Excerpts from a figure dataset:

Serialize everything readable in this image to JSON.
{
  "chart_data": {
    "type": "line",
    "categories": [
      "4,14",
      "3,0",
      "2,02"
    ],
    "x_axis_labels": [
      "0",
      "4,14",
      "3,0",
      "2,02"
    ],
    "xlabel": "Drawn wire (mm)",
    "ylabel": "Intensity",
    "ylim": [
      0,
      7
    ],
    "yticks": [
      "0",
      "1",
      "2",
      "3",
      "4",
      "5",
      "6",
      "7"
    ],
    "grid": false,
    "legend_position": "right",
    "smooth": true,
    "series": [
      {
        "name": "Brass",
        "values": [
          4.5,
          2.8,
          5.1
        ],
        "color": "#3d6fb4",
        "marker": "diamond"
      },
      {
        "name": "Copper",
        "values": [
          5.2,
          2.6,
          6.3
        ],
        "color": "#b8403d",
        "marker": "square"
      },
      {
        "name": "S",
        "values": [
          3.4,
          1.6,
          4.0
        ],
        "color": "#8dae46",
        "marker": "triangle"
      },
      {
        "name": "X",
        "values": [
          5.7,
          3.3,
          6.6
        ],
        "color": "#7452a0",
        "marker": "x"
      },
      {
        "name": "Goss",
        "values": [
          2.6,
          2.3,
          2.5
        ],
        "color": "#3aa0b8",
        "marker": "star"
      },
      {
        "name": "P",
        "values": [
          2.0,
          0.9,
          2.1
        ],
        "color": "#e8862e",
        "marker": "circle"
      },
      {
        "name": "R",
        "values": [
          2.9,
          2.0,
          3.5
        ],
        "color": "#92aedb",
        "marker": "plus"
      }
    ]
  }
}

### WHAT IS NEEDED
Copy out all of the data exactly, leaving nothing out.

### EXERCISE RESPONSE
Serialize everything readable in this image to JSON.
{
  "chart_data": {
    "type": "line",
    "categories": [
      "4,14",
      "3,0",
      "2,02"
    ],
    "x_axis_labels": [
      "0",
      "4,14",
      "3,0",
      "2,02"
    ],
    "xlabel": "Drawn wire (mm)",
    "ylabel": "Intensity",
    "ylim": [
      0,
      7
    ],
    "yticks": [
      "0",
      "1",
      "2",
      "3",
      "4",
      "5",
      "6",
      "7"
    ],
    "grid": false,
    "legend_position": "right",
    "smooth": true,
    "series": [
      {
        "name": "Brass",
        "values": [
          4.5,
          2.8,
          5.1
        ],
        "color": "#3d6fb4",
        "marker": "diamond"
      },
      {
        "name": "Copper",
        "values": [
          5.2,
          2.6,
          6.3
        ],
        "color": "#b8403d",
        "marker": "square"
      },
      {
        "name": "S",
        "values": [
          3.4,
          1.6,
          4.0
        ],
        "color": "#8dae46",
        "marker": "triangle"
      },
      {
        "name": "X",
        "values": [
          5.7,
          3.3,
          6.6
        ],
        "color": "#7452a0",
        "marker": "x"
      },
      {
        "name": "Goss",
        "values": [
          2.6,
          2.3,
          2.5
        ],
        "color": "#3aa0b8",
        "marker": "star"
      },
      {
        "name": "P",
        "values": [
          2.0,
          0.9,
          2.1
        ],
        "color": "#e8862e",
        "marker": "circle"
      },
      {
        "name": "R",
        "values": [
          2.9,
          2.0,
          3.5
        ],
        "color": "#92aedb",
        "marker": "plus"
      }
    ]
  }
}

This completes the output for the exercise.